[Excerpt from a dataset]
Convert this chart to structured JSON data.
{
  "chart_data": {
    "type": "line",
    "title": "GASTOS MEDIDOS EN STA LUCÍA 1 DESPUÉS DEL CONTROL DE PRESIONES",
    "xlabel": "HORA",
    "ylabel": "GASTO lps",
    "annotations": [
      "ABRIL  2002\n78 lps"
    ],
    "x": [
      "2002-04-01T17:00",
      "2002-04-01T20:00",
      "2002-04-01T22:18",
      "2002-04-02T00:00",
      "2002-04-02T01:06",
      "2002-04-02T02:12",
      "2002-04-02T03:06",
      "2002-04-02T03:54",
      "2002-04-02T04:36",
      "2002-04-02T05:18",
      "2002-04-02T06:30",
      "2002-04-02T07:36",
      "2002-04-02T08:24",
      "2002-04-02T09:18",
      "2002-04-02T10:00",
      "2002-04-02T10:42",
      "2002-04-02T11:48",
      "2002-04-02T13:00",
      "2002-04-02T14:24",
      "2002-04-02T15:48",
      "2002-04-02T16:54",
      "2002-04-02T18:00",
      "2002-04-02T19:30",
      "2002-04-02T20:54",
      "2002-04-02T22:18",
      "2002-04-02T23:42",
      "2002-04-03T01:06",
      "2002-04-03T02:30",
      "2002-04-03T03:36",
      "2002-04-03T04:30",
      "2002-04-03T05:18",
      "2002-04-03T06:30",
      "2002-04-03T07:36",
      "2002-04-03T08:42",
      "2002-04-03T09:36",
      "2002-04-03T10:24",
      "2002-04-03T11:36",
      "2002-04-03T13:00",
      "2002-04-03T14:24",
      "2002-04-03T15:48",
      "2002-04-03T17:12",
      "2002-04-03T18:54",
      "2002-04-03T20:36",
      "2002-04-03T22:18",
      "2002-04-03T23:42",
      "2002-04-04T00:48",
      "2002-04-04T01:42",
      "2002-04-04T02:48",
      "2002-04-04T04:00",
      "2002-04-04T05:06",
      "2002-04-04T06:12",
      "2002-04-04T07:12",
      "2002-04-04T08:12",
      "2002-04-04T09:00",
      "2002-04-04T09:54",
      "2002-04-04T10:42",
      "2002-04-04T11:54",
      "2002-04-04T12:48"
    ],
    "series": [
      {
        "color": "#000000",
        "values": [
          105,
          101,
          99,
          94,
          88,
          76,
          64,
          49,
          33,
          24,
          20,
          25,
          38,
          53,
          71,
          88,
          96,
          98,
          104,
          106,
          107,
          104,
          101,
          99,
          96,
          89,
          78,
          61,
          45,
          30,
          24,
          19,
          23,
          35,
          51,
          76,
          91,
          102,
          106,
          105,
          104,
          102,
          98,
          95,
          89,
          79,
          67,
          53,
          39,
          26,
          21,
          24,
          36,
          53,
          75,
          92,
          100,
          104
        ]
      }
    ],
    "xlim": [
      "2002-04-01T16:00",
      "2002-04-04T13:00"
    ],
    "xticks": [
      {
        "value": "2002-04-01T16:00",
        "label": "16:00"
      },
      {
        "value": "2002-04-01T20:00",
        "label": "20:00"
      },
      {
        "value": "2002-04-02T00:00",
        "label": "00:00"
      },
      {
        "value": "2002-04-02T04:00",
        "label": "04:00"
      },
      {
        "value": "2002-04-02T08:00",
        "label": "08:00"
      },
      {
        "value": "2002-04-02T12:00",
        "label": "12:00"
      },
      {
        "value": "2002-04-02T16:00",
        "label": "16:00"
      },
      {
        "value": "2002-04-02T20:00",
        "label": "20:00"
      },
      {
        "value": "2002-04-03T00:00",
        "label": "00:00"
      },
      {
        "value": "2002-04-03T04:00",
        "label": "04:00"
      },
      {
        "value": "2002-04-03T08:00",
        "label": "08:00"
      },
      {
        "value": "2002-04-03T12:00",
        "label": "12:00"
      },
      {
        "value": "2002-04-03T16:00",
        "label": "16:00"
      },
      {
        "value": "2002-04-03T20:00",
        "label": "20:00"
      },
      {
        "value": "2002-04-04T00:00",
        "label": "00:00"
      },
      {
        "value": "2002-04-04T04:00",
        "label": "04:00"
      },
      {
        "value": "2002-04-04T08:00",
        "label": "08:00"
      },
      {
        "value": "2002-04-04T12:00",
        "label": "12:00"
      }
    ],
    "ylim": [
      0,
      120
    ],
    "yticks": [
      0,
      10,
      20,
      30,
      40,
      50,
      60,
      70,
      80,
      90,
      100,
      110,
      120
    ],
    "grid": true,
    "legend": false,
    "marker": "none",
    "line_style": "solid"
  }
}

What you need to do:
All the data must be duplicated exactly, with nothing added or removed.

Result:
Convert this chart to structured JSON data.
{
  "chart_data": {
    "type": "line",
    "title": "GASTOS MEDIDOS EN STA LUCÍA 1 DESPUÉS DEL CONTROL DE PRESIONES",
    "xlabel": "HORA",
    "ylabel": "GASTO lps",
    "annotations": [
      "ABRIL  2002\n78 lps"
    ],
    "x": [
      "2002-04-01T17:00",
      "2002-04-01T20:00",
      "2002-04-01T22:18",
      "2002-04-02T00:00",
      "2002-04-02T01:06",
      "2002-04-02T02:12",
      "2002-04-02T03:06",
      "2002-04-02T03:54",
      "2002-04-02T04:36",
      "2002-04-02T05:18",
      "2002-04-02T06:30",
      "2002-04-02T07:36",
      "2002-04-02T08:24",
      "2002-04-02T09:18",
      "2002-04-02T10:00",
      "2002-04-02T10:42",
      "2002-04-02T11:48",
      "2002-04-02T13:00",
      "2002-04-02T14:24",
      "2002-04-02T15:48",
      "2002-04-02T16:54",
      "2002-04-02T18:00",
      "2002-04-02T19:30",
      "2002-04-02T20:54",
      "2002-04-02T22:18",
      "2002-04-02T23:42",
      "2002-04-03T01:06",
      "2002-04-03T02:30",
      "2002-04-03T03:36",
      "2002-04-03T04:30",
      "2002-04-03T05:18",
      "2002-04-03T06:30",
      "2002-04-03T07:36",
      "2002-04-03T08:42",
      "2002-04-03T09:36",
      "2002-04-03T10:24",
      "2002-04-03T11:36",
      "2002-04-03T13:00",
      "2002-04-03T14:24",
      "2002-04-03T15:48",
      "2002-04-03T17:12",
      "2002-04-03T18:54",
      "2002-04-03T20:36",
      "2002-04-03T22:18",
      "2002-04-03T23:42",
      "2002-04-04T00:48",
      "2002-04-04T01:42",
      "2002-04-04T02:48",
      "2002-04-04T04:00",
      "2002-04-04T05:06",
      "2002-04-04T06:12",
      "2002-04-04T07:12",
      "2002-04-04T08:12",
      "2002-04-04T09:00",
      "2002-04-04T09:54",
      "2002-04-04T10:42",
      "2002-04-04T11:54",
      "2002-04-04T12:48"
    ],
    "series": [
      {
        "color": "#000000",
        "values": [
          105,
          101,
          99,
          94,
          88,
          76,
          64,
          49,
          33,
          24,
          20,
          25,
          38,
          53,
          71,
          88,
          96,
          98,
          104,
          106,
          107,
          104,
          101,
          99,
          96,
          89,
          78,
          61,
          45,
          30,
          24,
          19,
          23,
          35,
          51,
          76,
          91,
          102,
          106,
          105,
          104,
          102,
          98,
          95,
          89,
          79,
          67,
          53,
          39,
          26,
          21,
          24,
          36,
          53,
          75,
          92,
          100,
          104
        ]
      }
    ],
    "xlim": [
      "2002-04-01T16:00",
      "2002-04-04T13:00"
    ],
    "xticks": [
      {
        "value": "2002-04-01T16:00",
        "label": "16:00"
      },
      {
        "value": "2002-04-01T20:00",
        "label": "20:00"
      },
      {
        "value": "2002-04-02T00:00",
        "label": "00:00"
      },
      {
        "value": "2002-04-02T04:00",
        "label": "04:00"
      },
      {
        "value": "2002-04-02T08:00",
        "label": "08:00"
      },
      {
        "value": "2002-04-02T12:00",
        "label": "12:00"
      },
      {
        "value": "2002-04-02T16:00",
        "label": "16:00"
      },
      {
        "value": "2002-04-02T20:00",
        "label": "20:00"
      },
      {
        "value": "2002-04-03T00:00",
        "label": "00:00"
      },
      {
        "value": "2002-04-03T04:00",
        "label": "04:00"
      },
      {
        "value": "2002-04-03T08:00",
        "label": "08:00"
      },
      {
        "value": "2002-04-03T12:00",
        "label": "12:00"
      },
      {
        "value": "2002-04-03T16:00",
        "label": "16:00"
      },
      {
        "value": "2002-04-03T20:00",
        "label": "20:00"
      },
      {
        "value": "2002-04-04T00:00",
        "label": "00:00"
      },
      {
        "value": "2002-04-04T04:00",
        "label": "04:00"
      },
      {
        "value": "2002-04-04T08:00",
        "label": "08:00"
      },
      {
        "value": "2002-04-04T12:00",
        "label": "12:00"
      }
    ],
    "ylim": [
      0,
      120
    ],
    "yticks": [
      0,
      10,
      20,
      30,
      40,
      50,
      60,
      70,
      80,
      90,
      100,
      110,
      120
    ],
    "grid": true,
    "legend": false,
    "marker": "none",
    "line_style": "solid"
  }
}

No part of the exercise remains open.